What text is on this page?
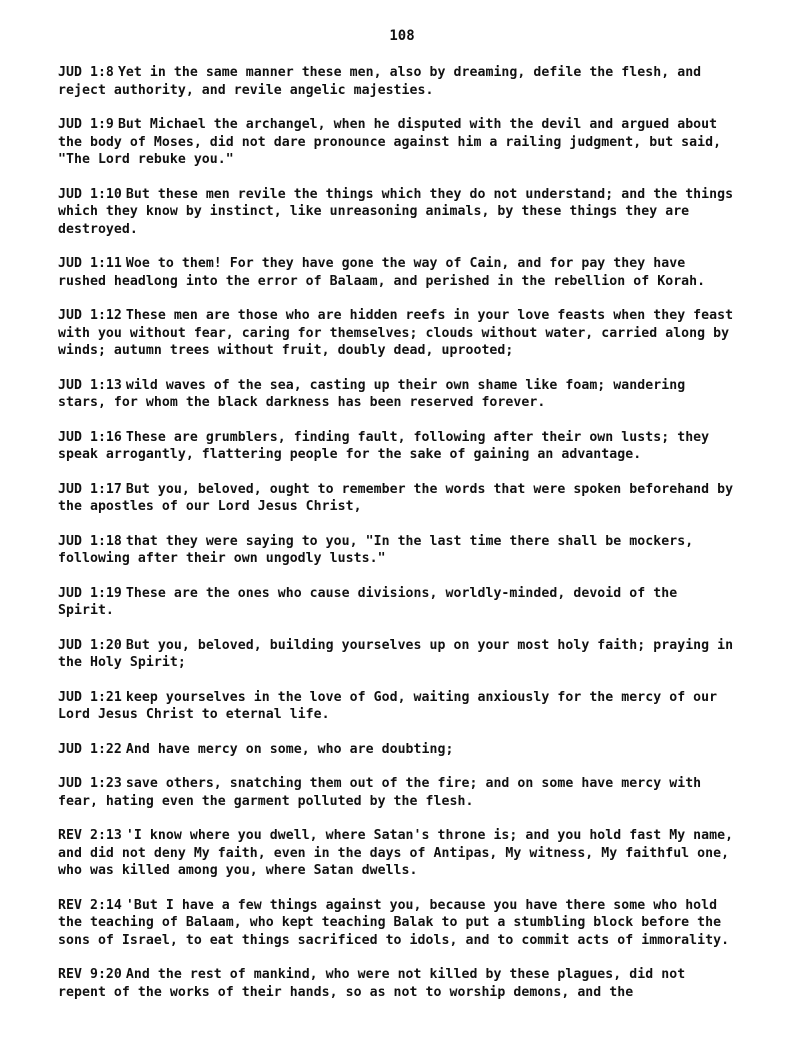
108

JUD 1:8 Yet in the same manner these men, also by dreaming, defile the flesh, and reject authority, and revile angelic majesties.

JUD 1:9 But Michael the archangel, when he disputed with the devil and argued about the body of Moses, did not dare pronounce against him a railing judgment, but said, "The Lord rebuke you."

JUD 1:10 But these men revile the things which they do not understand; and the things which they know by instinct, like unreasoning animals, by these things they are destroyed.

JUD 1:11 Woe to them! For they have gone the way of Cain, and for pay they have rushed headlong into the error of Balaam, and perished in the rebellion of Korah.

JUD 1:12 These men are those who are hidden reefs in your love feasts when they feast with you without fear, caring for themselves; clouds without water, carried along by winds; autumn trees without fruit, doubly dead, uprooted;

JUD 1:13 wild waves of the sea, casting up their own shame like foam; wandering stars, for whom the black darkness has been reserved forever.

JUD 1:16 These are grumblers, finding fault, following after their own lusts; they speak arrogantly, flattering people for the sake of gaining an advantage.

JUD 1:17 But you, beloved, ought to remember the words that were spoken beforehand by the apostles of our Lord Jesus Christ,

JUD 1:18 that they were saying to you, "In the last time there shall be mockers, following after their own ungodly lusts."

JUD 1:19 These are the ones who cause divisions, worldly-minded, devoid of the Spirit.

JUD 1:20 But you, beloved, building yourselves up on your most holy faith; praying in the Holy Spirit;

JUD 1:21 keep yourselves in the love of God, waiting anxiously for the mercy of our Lord Jesus Christ to eternal life.

JUD 1:22 And have mercy on some, who are doubting;

JUD 1:23 save others, snatching them out of the fire; and on some have mercy with fear, hating even the garment polluted by the flesh.

REV 2:13 'I know where you dwell, where Satan's throne is; and you hold fast My name, and did not deny My faith, even in the days of Antipas, My witness, My faithful one, who was killed among you, where Satan dwells.

REV 2:14 'But I have a few things against you, because you have there some who hold the teaching of Balaam, who kept teaching Balak to put a stumbling block before the sons of Israel, to eat things sacrificed to idols, and to commit acts of immorality.

REV 9:20 And the rest of mankind, who were not killed by these plagues, did not repent of the works of their hands, so as not to worship demons, and the
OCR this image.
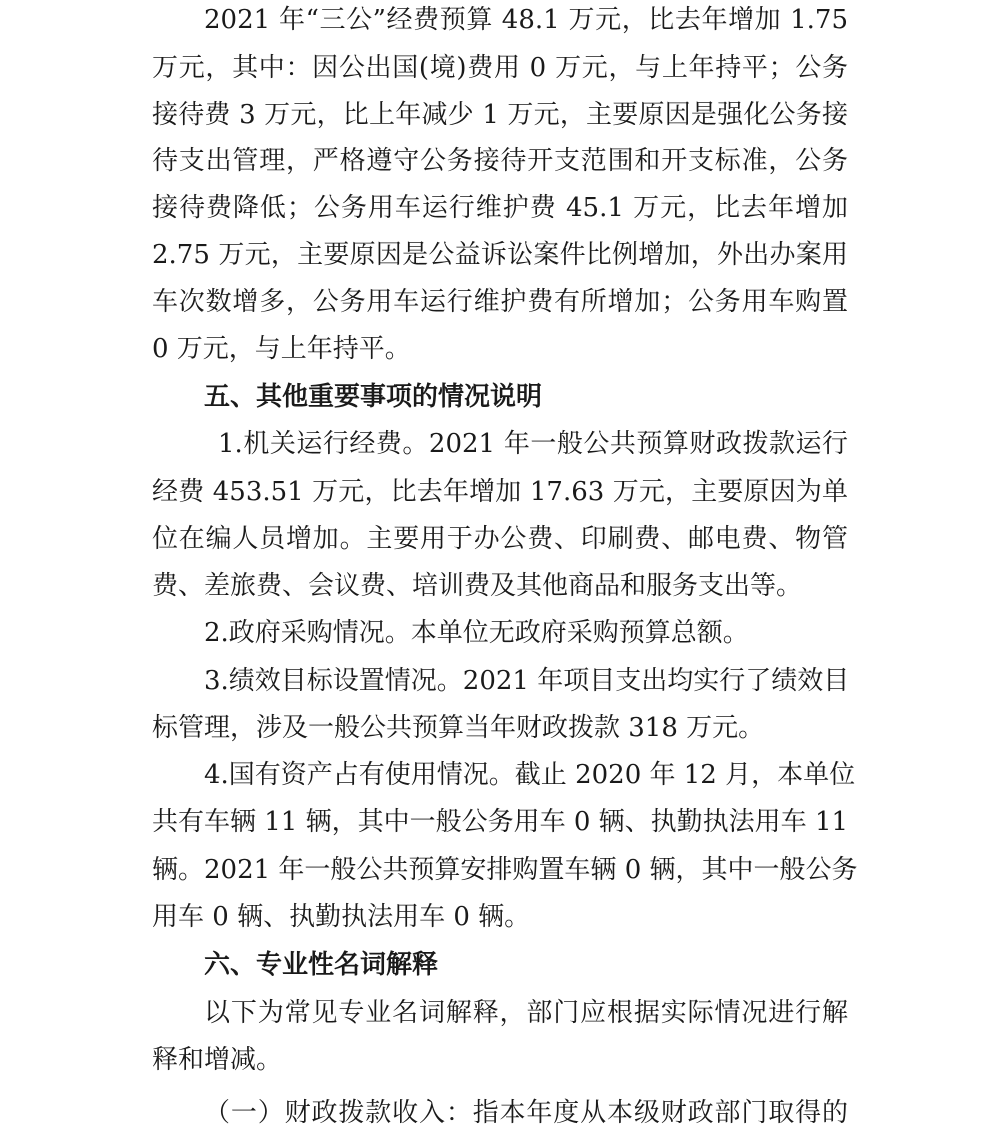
2021 年“三公”经费预算 48.1 万元，比去年增加 1.75
万元，其中：因公出国(境)费用 0 万元，与上年持平；公务
接待费 3 万元，比上年减少 1 万元，主要原因是强化公务接
待支出管理，严格遵守公务接待开支范围和开支标准，公务
接待费降低；公务用车运行维护费 45.1 万元，比去年增加
2.75 万元，主要原因是公益诉讼案件比例增加，外出办案用
车次数增多，公务用车运行维护费有所增加；公务用车购置
0 万元，与上年持平。
五、其他重要事项的情况说明
1.机关运行经费。2021 年一般公共预算财政拨款运行
经费 453.51 万元，比去年增加 17.63 万元，主要原因为单
位在编人员增加。主要用于办公费、印刷费、邮电费、物管
费、差旅费、会议费、培训费及其他商品和服务支出等。
2.政府采购情况。本单位无政府采购预算总额。
3.绩效目标设置情况。2021 年项目支出均实行了绩效目
标管理，涉及一般公共预算当年财政拨款 318 万元。
4.国有资产占有使用情况。截止 2020 年 12 月，本单位
共有车辆 11 辆，其中一般公务用车 0 辆、执勤执法用车 11
辆。2021 年一般公共预算安排购置车辆 0 辆，其中一般公务
用车 0 辆、执勤执法用车 0 辆。
六、专业性名词解释
以下为常见专业名词解释，部门应根据实际情况进行解
释和增减。
（一）财政拨款收入：指本年度从本级财政部门取得的
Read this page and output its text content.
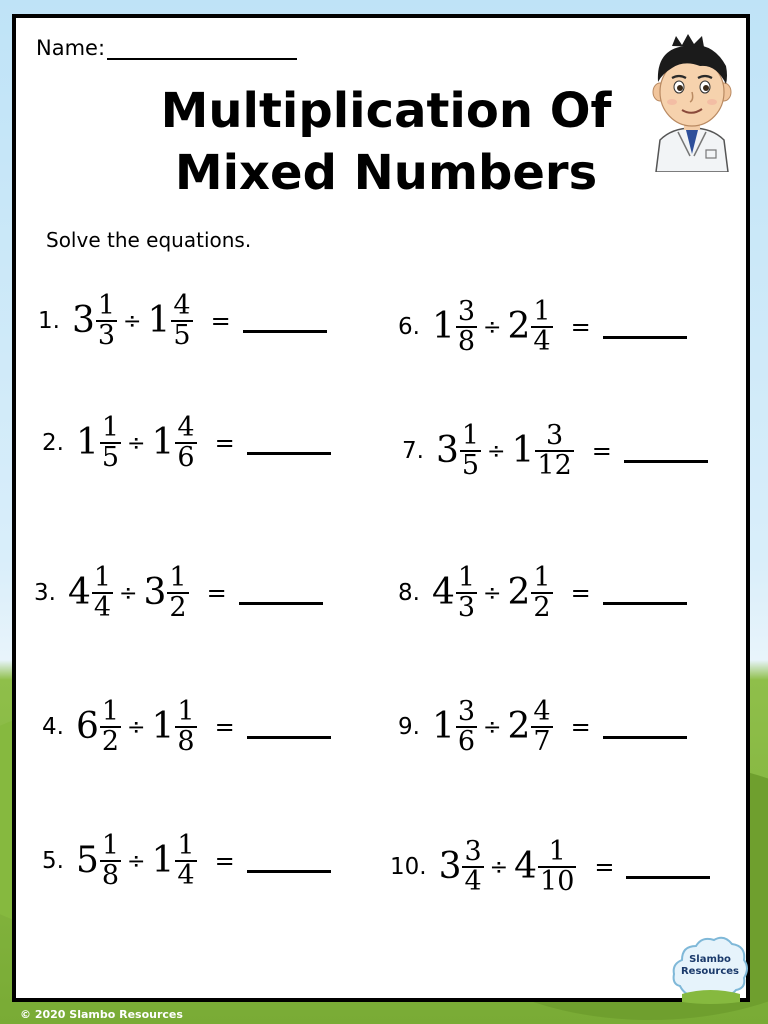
Name:
Multiplication Of
Mixed Numbers
Solve the equations.
1. $3 \frac{1}{3} \div 1 \frac{4}{5}$ =
2. $1 \frac{1}{5} \div 1 \frac{4}{6}$ =
3. $4 \frac{1}{4} \div 3 \frac{1}{2}$ =
4. $6 \frac{1}{2} \div 1 \frac{1}{8}$ =
5. $5 \frac{1}{8} \div 1 \frac{1}{4}$ =
6. $1 \frac{3}{8} \div 2 \frac{1}{4}$ =
7. $3 \frac{1}{5} \div 1 \frac{3}{12}$ =
8. $4 \frac{1}{3} \div 2 \frac{1}{2}$ =
9. $1 \frac{3}{6} \div 2 \frac{4}{7}$ =
10. $3 \frac{3}{4} \div 4 \frac{1}{10}$ =
Slambo
Resources
© 2020 Slambo Resources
--- --- ---
■ **Task objective**
Every line that holds the string "after" should be returned.

■ **Reply**
JUD 1:16 These are grumblers, finding fault, following after their own lusts; they speak arrogantly, flattering people for the sake of gaining an advantage.
JUD 1:18 that they were saying to you, "In the last time there shall be mockers, following after their own ungodly lusts."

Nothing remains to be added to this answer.